[Data excerpts]
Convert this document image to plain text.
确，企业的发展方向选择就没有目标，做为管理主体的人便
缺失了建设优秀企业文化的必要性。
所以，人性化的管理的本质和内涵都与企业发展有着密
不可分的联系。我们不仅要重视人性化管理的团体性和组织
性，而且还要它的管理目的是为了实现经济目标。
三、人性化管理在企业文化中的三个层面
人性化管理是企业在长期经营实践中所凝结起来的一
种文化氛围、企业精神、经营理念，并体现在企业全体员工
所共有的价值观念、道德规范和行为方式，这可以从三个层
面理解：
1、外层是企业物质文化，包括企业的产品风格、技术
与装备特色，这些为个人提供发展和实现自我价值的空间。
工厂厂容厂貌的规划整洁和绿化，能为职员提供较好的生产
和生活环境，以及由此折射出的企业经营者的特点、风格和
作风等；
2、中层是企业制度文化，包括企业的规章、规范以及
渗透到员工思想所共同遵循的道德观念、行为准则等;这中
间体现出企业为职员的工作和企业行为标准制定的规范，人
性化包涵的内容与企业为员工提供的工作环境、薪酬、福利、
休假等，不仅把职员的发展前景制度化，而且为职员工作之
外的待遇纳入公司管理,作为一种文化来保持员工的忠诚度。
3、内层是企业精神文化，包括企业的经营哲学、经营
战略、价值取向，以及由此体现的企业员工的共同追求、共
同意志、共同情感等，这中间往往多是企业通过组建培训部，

◆ Exercise: Copy out the material word for word and line for line.

◆ Problem solution:
Convert this document image to plain text.
确，企业的发展方向选择就没有目标，做为管理主体的人便
缺失了建设优秀企业文化的必要性。
所以，人性化的管理的本质和内涵都与企业发展有着密
不可分的联系。我们不仅要重视人性化管理的团体性和组织
性，而且还要它的管理目的是为了实现经济目标。
三、人性化管理在企业文化中的三个层面
人性化管理是企业在长期经营实践中所凝结起来的一
种文化氛围、企业精神、经营理念，并体现在企业全体员工
所共有的价值观念、道德规范和行为方式，这可以从三个层
面理解：
1、外层是企业物质文化，包括企业的产品风格、技术
与装备特色，这些为个人提供发展和实现自我价值的空间。
工厂厂容厂貌的规划整洁和绿化，能为职员提供较好的生产
和生活环境，以及由此折射出的企业经营者的特点、风格和
作风等；
2、中层是企业制度文化，包括企业的规章、规范以及
渗透到员工思想所共同遵循的道德观念、行为准则等;这中
间体现出企业为职员的工作和企业行为标准制定的规范，人
性化包涵的内容与企业为员工提供的工作环境、薪酬、福利、
休假等，不仅把职员的发展前景制度化，而且为职员工作之
外的待遇纳入公司管理,作为一种文化来保持员工的忠诚度。
3、内层是企业精神文化，包括企业的经营哲学、经营
战略、价值取向，以及由此体现的企业员工的共同追求、共
同意志、共同情感等，这中间往往多是企业通过组建培训部，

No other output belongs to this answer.